Source records:
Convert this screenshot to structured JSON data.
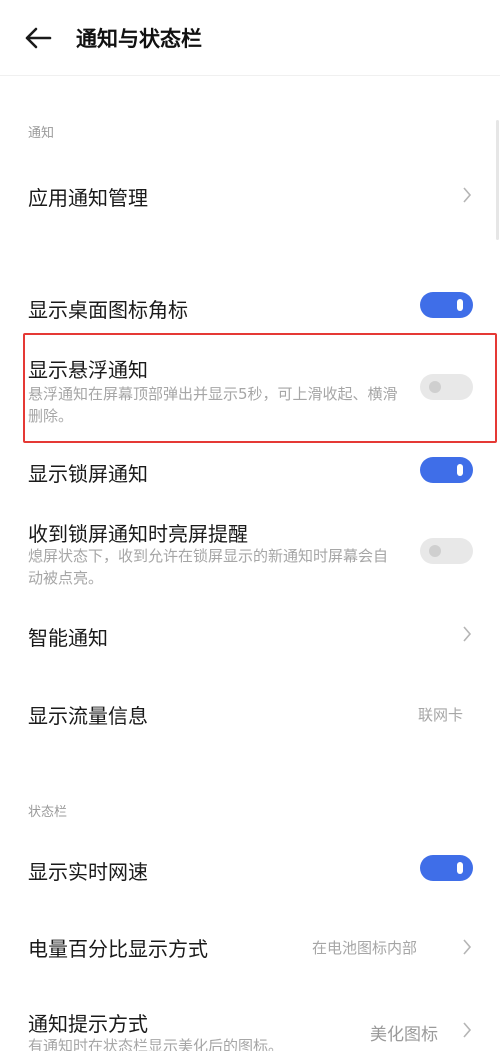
{
  "header": {
    "title": "通知与状态栏",
    "back_icon": "arrow-left-icon"
  },
  "sections": {
    "notification_label": "通知",
    "statusbar_label": "状态栏"
  },
  "rows": {
    "app_notification": {
      "title": "应用通知管理"
    },
    "desktop_badge": {
      "title": "显示桌面图标角标",
      "toggle": "on"
    },
    "floating": {
      "title": "显示悬浮通知",
      "desc": "悬浮通知在屏幕顶部弹出并显示5秒，可上滑收起、横滑删除。",
      "toggle": "off"
    },
    "lockscreen": {
      "title": "显示锁屏通知",
      "toggle": "on"
    },
    "wake_screen": {
      "title": "收到锁屏通知时亮屏提醒",
      "desc": "熄屏状态下，收到允许在锁屏显示的新通知时屏幕会自动被点亮。",
      "toggle": "off"
    },
    "smart": {
      "title": "智能通知"
    },
    "traffic": {
      "title": "显示流量信息",
      "value": "联网卡"
    },
    "network_speed": {
      "title": "显示实时网速",
      "toggle": "on"
    },
    "battery": {
      "title": "电量百分比显示方式",
      "value": "在电池图标内部"
    },
    "notify_style": {
      "title": "通知提示方式",
      "desc": "有通知时在状态栏显示美化后的图标。",
      "value": "美化图标"
    }
  },
  "colors": {
    "accent": "#3f6ee8",
    "highlight": "#e53935"
  }
}
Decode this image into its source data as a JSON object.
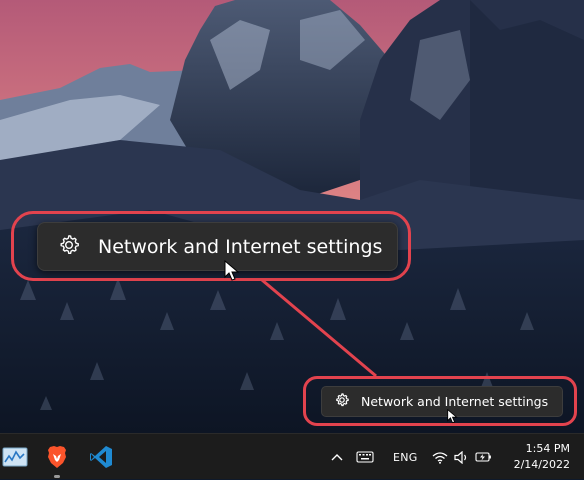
{
  "context_menu": {
    "item_label": "Network and Internet settings",
    "icon": "gear-icon"
  },
  "zoom_callout": {
    "item_label": "Network and Internet settings",
    "icon": "gear-icon",
    "highlight_color": "#e2434e"
  },
  "taskbar": {
    "apps": [
      {
        "name": "resource-monitor-app",
        "icon": "chart-window-icon"
      },
      {
        "name": "brave-browser",
        "icon": "brave-lion-icon"
      },
      {
        "name": "visual-studio-code",
        "icon": "vscode-icon"
      }
    ],
    "tray": {
      "chevron_icon": "chevron-up-icon",
      "keyboard_icon": "keyboard-icon",
      "language": "ENG",
      "wifi_icon": "wifi-icon",
      "volume_icon": "speaker-icon",
      "battery_icon": "battery-charging-icon"
    },
    "clock": {
      "time": "1:54 PM",
      "date": "2/14/2022"
    }
  }
}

Problem details:
Leave out the pictures and copy every record above exactly.

Solution to this exercise:
Convert this screenshot to structured JSON data.
{
  "header": {
    "title": "通知与状态栏",
    "back_icon": "arrow-left-icon"
  },
  "sections": {
    "notification_label": "通知",
    "statusbar_label": "状态栏"
  },
  "rows": {
    "app_notification": {
      "title": "应用通知管理"
    },
    "desktop_badge": {
      "title": "显示桌面图标角标",
      "toggle": "on"
    },
    "floating": {
      "title": "显示悬浮通知",
      "desc": "悬浮通知在屏幕顶部弹出并显示5秒，可上滑收起、横滑删除。",
      "toggle": "off"
    },
    "lockscreen": {
      "title": "显示锁屏通知",
      "toggle": "on"
    },
    "wake_screen": {
      "title": "收到锁屏通知时亮屏提醒",
      "desc": "熄屏状态下，收到允许在锁屏显示的新通知时屏幕会自动被点亮。",
      "toggle": "off"
    },
    "smart": {
      "title": "智能通知"
    },
    "traffic": {
      "title": "显示流量信息",
      "value": "联网卡"
    },
    "network_speed": {
      "title": "显示实时网速",
      "toggle": "on"
    },
    "battery": {
      "title": "电量百分比显示方式",
      "value": "在电池图标内部"
    },
    "notify_style": {
      "title": "通知提示方式",
      "desc": "有通知时在状态栏显示美化后的图标。",
      "value": "美化图标"
    }
  },
  "colors": {
    "accent": "#3f6ee8",
    "highlight": "#e53935"
  }
}
Decode this image into its source data as a JSON object.
{
  "context_menu": {
    "item_label": "Network and Internet settings",
    "icon": "gear-icon"
  },
  "zoom_callout": {
    "item_label": "Network and Internet settings",
    "icon": "gear-icon",
    "highlight_color": "#e2434e"
  },
  "taskbar": {
    "apps": [
      {
        "name": "resource-monitor-app",
        "icon": "chart-window-icon"
      },
      {
        "name": "brave-browser",
        "icon": "brave-lion-icon"
      },
      {
        "name": "visual-studio-code",
        "icon": "vscode-icon"
      }
    ],
    "tray": {
      "chevron_icon": "chevron-up-icon",
      "keyboard_icon": "keyboard-icon",
      "language": "ENG",
      "wifi_icon": "wifi-icon",
      "volume_icon": "speaker-icon",
      "battery_icon": "battery-charging-icon"
    },
    "clock": {
      "time": "1:54 PM",
      "date": "2/14/2022"
    }
  }
}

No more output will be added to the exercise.